» CHALLENGE
Copy every line of the records below where the word "fried" occurs.

» SUPPLIED DATA
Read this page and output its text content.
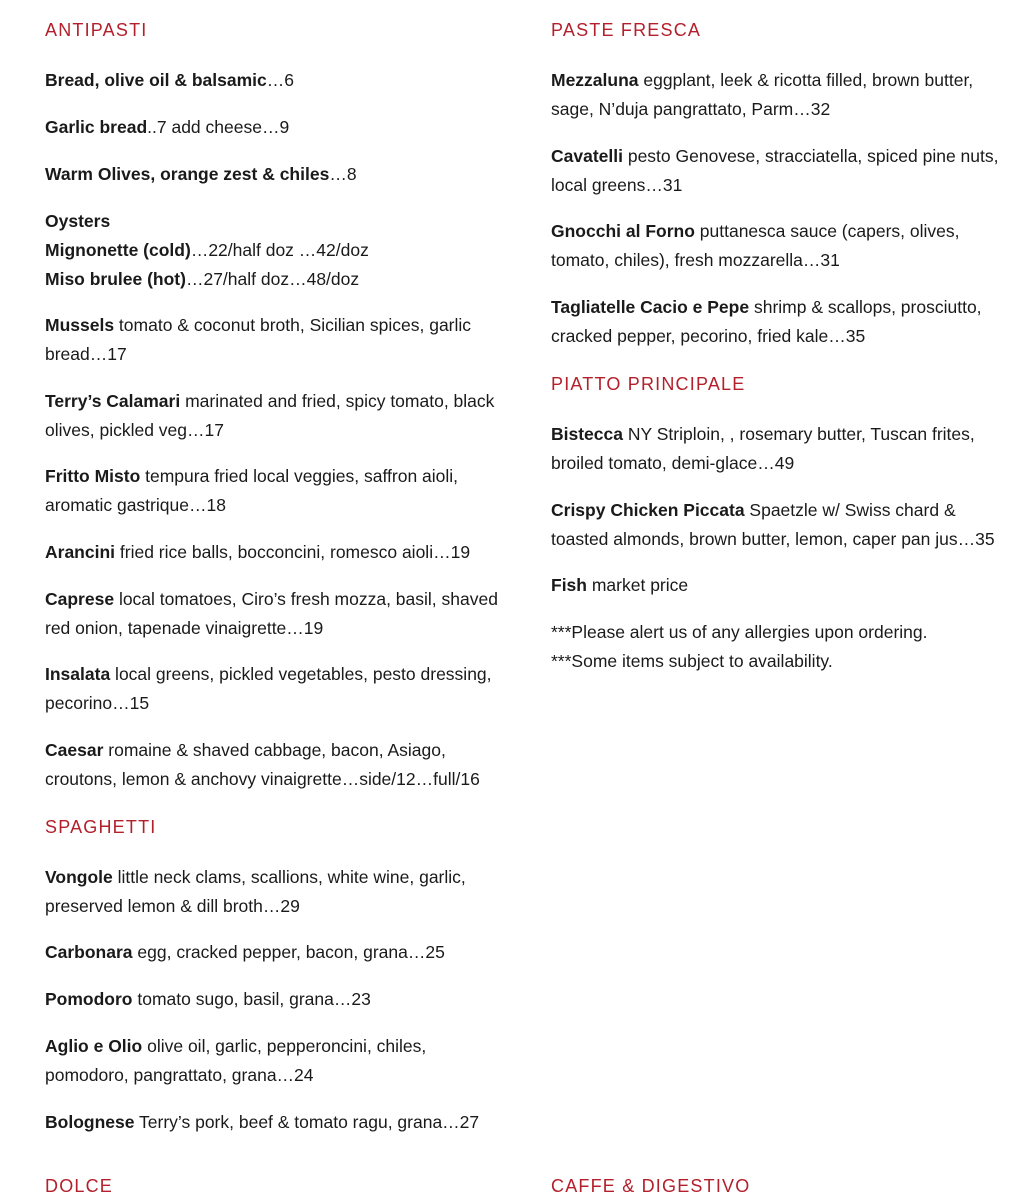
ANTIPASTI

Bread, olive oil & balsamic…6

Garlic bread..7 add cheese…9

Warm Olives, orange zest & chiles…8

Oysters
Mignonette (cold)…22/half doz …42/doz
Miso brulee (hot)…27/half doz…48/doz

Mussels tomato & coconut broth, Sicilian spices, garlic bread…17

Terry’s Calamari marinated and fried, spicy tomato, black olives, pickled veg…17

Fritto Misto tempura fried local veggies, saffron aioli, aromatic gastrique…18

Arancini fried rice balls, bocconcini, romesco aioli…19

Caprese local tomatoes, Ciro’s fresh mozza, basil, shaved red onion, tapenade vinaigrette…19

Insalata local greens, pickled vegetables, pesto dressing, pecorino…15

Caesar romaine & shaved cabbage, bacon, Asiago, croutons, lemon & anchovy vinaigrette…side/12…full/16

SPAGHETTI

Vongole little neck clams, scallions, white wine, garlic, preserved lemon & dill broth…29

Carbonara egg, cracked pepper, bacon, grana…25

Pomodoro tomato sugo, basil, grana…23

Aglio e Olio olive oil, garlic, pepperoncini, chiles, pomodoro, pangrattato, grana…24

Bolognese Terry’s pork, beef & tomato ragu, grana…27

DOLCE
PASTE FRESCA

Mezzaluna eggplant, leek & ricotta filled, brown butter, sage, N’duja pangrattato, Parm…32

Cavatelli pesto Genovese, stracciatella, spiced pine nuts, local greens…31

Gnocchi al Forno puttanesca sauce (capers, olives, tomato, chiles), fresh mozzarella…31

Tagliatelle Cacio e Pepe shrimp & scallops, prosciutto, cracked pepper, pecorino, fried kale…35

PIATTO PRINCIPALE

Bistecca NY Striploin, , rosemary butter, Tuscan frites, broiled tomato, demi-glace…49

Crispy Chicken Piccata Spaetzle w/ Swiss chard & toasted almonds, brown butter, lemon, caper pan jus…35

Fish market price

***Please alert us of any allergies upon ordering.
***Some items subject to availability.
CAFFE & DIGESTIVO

--

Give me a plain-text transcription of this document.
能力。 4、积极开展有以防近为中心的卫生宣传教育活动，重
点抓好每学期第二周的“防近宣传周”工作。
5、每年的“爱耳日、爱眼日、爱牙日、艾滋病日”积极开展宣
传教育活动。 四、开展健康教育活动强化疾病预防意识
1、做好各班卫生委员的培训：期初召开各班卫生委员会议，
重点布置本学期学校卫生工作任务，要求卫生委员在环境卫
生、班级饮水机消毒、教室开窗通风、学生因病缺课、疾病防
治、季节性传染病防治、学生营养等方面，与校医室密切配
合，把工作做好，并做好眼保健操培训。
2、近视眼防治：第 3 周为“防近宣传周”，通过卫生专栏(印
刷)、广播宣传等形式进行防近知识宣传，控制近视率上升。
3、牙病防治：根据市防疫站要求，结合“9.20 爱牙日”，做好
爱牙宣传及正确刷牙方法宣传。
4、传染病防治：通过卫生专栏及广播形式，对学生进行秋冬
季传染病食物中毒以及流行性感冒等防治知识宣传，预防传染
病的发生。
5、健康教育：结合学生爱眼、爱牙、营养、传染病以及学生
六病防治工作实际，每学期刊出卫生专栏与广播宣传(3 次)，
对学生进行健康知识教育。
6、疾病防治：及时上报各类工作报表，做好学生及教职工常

» EXERCISE RESULT
Terry’s Calamari marinated and fried, spicy tomato, black olives, pickled veg…17
Fritto Misto tempura fried local veggies, saffron aioli, aromatic gastrique…18
Arancini fried rice balls, bocconcini, romesco aioli…19
Tagliatelle Cacio e Pepe shrimp & scallops, prosciutto, cracked pepper, pecorino, fried kale…35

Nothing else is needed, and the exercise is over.